▸ **WORK INSTRUCTIONS**
Look through the data below. Pick out the lines holding the string "comments".

▸ **RAW DATA**
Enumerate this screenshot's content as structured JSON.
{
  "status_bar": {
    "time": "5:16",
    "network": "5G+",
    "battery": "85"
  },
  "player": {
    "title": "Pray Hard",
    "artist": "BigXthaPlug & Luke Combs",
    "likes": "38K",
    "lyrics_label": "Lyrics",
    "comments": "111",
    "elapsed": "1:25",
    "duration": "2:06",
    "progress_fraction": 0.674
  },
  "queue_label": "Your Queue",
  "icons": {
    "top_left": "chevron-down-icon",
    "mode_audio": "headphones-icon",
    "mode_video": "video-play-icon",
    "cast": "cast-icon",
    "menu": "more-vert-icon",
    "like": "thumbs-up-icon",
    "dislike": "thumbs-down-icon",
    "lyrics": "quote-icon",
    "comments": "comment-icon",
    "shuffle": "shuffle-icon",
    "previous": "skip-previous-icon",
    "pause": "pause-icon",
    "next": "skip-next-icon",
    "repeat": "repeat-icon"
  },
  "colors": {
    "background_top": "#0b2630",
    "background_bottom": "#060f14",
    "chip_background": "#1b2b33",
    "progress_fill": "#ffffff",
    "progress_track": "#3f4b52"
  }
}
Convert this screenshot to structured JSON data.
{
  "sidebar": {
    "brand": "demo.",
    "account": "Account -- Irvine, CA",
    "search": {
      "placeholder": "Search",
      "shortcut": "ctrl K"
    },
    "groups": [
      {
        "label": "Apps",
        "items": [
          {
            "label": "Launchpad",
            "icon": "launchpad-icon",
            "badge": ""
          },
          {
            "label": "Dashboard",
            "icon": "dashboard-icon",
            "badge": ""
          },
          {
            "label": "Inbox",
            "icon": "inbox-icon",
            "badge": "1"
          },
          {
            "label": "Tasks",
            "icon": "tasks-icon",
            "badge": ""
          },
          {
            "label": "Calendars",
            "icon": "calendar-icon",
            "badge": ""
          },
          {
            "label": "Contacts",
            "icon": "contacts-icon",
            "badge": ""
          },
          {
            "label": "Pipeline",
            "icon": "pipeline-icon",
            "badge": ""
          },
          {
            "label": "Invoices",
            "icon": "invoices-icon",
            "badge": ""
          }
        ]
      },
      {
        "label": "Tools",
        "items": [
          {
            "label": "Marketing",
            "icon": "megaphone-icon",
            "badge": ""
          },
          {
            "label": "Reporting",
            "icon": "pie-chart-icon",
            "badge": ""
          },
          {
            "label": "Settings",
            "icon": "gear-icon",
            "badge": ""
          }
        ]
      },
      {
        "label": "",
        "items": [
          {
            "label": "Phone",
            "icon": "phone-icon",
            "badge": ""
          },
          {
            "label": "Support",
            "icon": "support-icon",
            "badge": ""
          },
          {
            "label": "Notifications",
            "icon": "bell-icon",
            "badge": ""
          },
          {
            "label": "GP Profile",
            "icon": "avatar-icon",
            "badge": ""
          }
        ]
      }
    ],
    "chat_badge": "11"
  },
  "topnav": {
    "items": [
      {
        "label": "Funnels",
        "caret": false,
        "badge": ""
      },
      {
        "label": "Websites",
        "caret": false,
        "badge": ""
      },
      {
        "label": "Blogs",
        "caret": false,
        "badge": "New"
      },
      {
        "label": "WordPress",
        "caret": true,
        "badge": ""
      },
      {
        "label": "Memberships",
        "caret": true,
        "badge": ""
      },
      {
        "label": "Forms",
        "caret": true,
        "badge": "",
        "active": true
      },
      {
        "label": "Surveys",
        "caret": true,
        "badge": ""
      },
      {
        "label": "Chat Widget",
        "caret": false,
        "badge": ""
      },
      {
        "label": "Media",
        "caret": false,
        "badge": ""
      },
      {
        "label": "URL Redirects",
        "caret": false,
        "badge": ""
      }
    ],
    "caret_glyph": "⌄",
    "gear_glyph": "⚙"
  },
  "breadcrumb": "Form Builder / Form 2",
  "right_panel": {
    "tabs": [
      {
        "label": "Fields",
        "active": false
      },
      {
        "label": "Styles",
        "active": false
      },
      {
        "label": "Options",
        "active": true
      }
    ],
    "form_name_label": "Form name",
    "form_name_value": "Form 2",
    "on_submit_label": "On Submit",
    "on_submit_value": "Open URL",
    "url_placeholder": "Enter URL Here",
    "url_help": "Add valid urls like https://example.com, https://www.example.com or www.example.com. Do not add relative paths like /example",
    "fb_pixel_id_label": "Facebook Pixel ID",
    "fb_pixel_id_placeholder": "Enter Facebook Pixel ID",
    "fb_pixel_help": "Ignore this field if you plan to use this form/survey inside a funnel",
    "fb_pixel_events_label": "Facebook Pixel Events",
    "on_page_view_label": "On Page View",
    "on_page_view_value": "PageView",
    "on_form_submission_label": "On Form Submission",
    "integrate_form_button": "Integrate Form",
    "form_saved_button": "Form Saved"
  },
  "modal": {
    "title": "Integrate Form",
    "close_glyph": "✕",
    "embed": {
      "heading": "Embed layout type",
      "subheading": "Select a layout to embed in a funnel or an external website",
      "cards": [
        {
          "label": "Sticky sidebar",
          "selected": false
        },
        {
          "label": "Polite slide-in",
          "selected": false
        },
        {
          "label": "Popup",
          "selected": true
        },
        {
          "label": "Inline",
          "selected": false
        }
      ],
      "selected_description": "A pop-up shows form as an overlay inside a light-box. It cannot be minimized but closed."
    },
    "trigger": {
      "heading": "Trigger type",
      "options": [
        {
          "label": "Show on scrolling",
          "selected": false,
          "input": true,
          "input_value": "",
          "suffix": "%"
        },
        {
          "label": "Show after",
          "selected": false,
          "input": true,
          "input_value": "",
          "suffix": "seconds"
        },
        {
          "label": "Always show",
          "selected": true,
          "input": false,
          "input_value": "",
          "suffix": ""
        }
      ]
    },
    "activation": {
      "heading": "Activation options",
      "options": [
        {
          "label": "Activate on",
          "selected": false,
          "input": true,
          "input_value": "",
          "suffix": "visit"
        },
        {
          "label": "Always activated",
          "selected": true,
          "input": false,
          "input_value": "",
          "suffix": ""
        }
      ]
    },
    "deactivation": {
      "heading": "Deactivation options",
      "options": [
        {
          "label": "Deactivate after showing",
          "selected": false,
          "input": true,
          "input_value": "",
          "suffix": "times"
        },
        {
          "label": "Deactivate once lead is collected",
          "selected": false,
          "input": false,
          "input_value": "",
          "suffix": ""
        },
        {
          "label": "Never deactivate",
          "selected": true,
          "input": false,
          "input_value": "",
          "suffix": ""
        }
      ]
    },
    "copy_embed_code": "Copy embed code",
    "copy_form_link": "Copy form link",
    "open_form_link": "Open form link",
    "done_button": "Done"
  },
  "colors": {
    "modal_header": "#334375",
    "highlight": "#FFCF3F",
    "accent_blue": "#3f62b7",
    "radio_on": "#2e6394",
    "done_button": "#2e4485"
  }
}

▸ **SOLUTION**
    "comments": "111",
    "comments": "comment-icon",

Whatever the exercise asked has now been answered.